▸ **WRITTEN TASK**:
Locate all lines in the data below that hold "Prédio" and show them.

:::

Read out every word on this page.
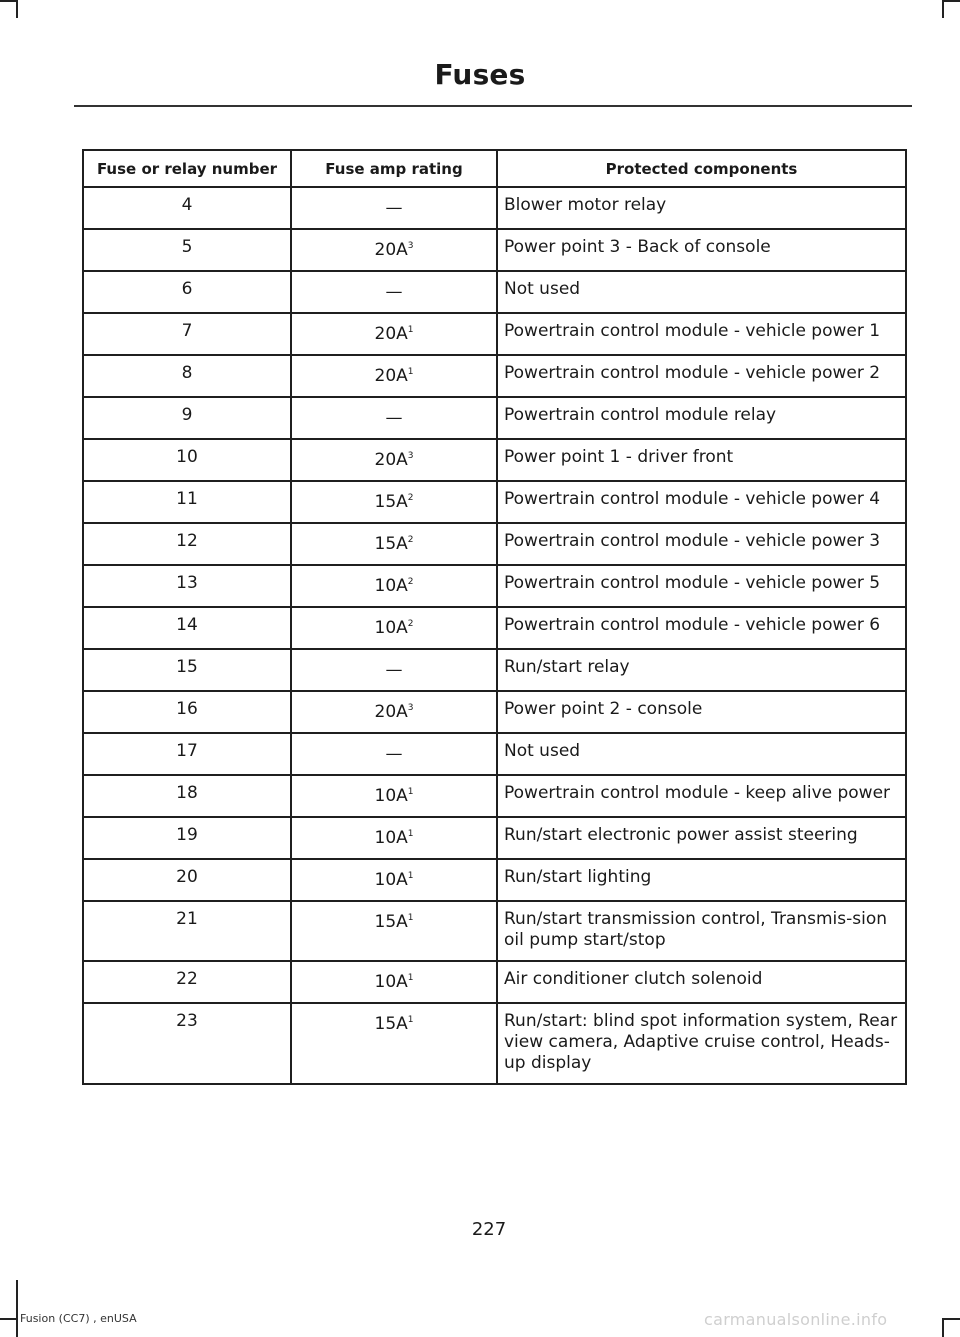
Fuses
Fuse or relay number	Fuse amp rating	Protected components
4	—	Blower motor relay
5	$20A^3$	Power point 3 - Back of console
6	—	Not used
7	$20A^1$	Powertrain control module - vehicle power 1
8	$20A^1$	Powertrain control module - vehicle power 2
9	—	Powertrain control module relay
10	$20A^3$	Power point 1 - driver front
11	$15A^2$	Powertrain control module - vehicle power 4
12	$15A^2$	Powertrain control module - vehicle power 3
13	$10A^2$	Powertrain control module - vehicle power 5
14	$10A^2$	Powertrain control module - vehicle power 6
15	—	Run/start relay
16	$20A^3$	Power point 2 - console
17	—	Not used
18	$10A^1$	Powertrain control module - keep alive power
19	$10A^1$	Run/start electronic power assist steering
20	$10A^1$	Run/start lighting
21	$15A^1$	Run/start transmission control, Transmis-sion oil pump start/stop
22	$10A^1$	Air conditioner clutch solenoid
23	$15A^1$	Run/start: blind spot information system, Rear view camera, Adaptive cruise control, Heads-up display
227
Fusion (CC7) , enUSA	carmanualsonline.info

:::

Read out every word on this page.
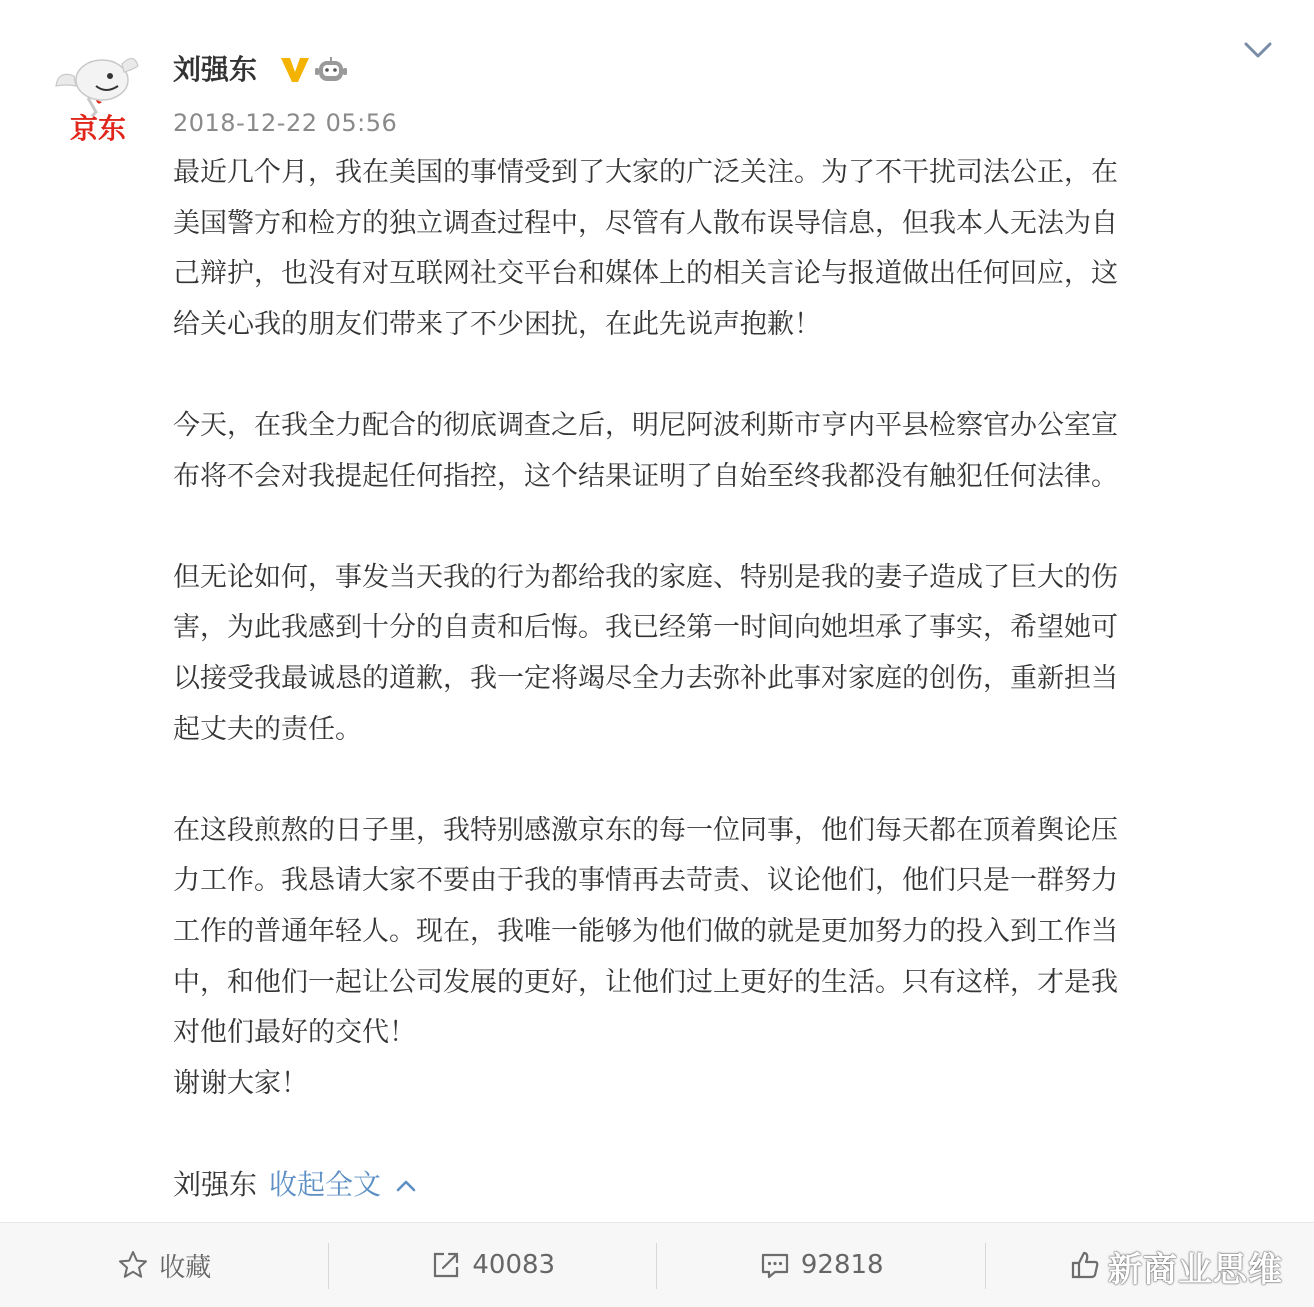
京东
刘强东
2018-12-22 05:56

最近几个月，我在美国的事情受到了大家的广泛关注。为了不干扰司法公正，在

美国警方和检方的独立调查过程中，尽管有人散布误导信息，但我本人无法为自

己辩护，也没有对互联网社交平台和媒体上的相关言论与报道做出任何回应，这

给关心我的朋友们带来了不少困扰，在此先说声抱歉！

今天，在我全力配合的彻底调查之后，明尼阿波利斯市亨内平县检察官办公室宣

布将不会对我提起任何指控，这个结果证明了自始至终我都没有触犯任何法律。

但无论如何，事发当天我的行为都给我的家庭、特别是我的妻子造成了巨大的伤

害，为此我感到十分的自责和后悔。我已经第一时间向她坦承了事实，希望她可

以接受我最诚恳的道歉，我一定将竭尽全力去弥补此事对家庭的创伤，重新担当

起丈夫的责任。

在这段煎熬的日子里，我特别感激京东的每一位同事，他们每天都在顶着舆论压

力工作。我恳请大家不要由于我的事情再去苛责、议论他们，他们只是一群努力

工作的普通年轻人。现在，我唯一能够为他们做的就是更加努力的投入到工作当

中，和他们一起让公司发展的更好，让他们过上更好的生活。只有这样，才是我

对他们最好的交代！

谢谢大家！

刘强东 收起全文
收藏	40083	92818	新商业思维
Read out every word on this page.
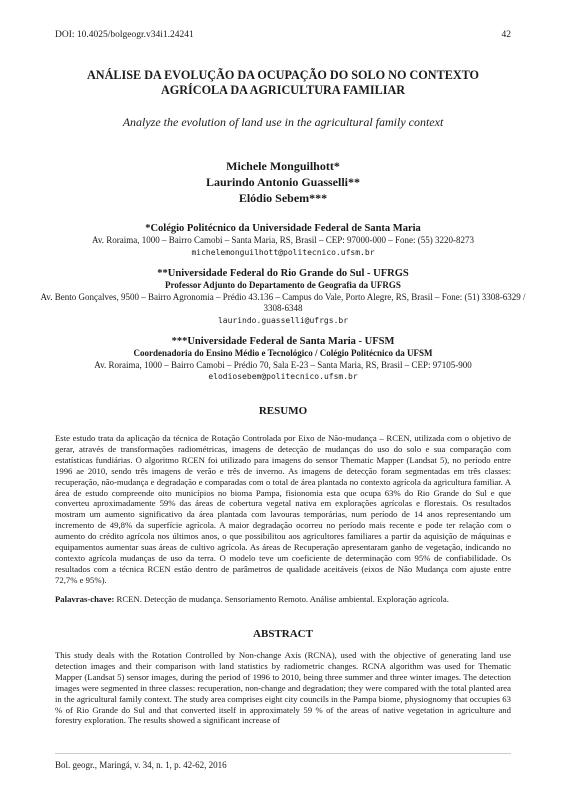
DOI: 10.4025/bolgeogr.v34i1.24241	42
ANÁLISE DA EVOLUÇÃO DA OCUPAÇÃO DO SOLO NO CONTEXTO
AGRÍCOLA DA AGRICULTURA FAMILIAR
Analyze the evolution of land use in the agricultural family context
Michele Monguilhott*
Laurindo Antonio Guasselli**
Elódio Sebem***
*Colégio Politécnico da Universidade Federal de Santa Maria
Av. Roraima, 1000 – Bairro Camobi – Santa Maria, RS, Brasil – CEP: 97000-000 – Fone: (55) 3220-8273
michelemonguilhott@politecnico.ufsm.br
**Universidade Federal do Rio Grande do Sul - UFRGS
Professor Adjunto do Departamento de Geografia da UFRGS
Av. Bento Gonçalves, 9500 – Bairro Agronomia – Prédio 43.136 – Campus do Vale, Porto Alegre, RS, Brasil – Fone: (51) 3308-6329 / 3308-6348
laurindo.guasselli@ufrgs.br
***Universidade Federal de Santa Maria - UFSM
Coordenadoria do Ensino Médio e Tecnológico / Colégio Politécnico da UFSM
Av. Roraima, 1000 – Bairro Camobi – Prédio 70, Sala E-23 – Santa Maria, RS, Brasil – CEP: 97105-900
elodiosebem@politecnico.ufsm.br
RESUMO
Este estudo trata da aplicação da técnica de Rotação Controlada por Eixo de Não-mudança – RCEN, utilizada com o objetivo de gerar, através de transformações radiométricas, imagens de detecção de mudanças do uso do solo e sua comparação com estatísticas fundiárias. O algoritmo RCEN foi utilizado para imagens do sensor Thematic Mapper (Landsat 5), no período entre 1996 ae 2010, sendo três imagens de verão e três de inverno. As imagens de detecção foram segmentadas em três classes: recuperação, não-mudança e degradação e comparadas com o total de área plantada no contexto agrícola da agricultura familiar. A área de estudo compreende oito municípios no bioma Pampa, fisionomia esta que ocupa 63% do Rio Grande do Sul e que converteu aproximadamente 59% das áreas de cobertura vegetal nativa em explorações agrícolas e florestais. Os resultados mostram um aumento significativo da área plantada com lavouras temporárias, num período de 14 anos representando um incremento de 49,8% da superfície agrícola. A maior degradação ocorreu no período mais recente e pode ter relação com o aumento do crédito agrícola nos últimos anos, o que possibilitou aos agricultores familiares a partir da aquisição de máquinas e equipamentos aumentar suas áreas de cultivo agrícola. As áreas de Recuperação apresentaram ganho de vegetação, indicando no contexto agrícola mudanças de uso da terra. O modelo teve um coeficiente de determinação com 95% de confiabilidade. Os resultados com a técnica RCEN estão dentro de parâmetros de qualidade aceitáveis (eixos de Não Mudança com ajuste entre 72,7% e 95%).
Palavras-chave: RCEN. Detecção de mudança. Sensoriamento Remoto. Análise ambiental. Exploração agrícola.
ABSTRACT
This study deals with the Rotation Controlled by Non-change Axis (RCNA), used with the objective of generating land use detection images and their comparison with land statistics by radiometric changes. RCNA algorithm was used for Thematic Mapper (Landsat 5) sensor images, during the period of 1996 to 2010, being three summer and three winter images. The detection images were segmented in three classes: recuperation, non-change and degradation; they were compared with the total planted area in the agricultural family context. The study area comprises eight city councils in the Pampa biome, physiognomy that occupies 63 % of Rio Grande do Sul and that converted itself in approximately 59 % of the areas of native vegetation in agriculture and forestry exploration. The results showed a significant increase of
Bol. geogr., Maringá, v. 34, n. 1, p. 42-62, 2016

:::

▸ **TASK OUTPUT**:
Av. Bento Gonçalves, 9500 – Bairro Agronomia – Prédio 43.136 – Campus do Vale, Porto Alegre, RS, Brasil – Fone: (51) 3308-6329 / 3308-6348
Av. Roraima, 1000 – Bairro Camobi – Prédio 70, Sala E-23 – Santa Maria, RS, Brasil – CEP: 97105-900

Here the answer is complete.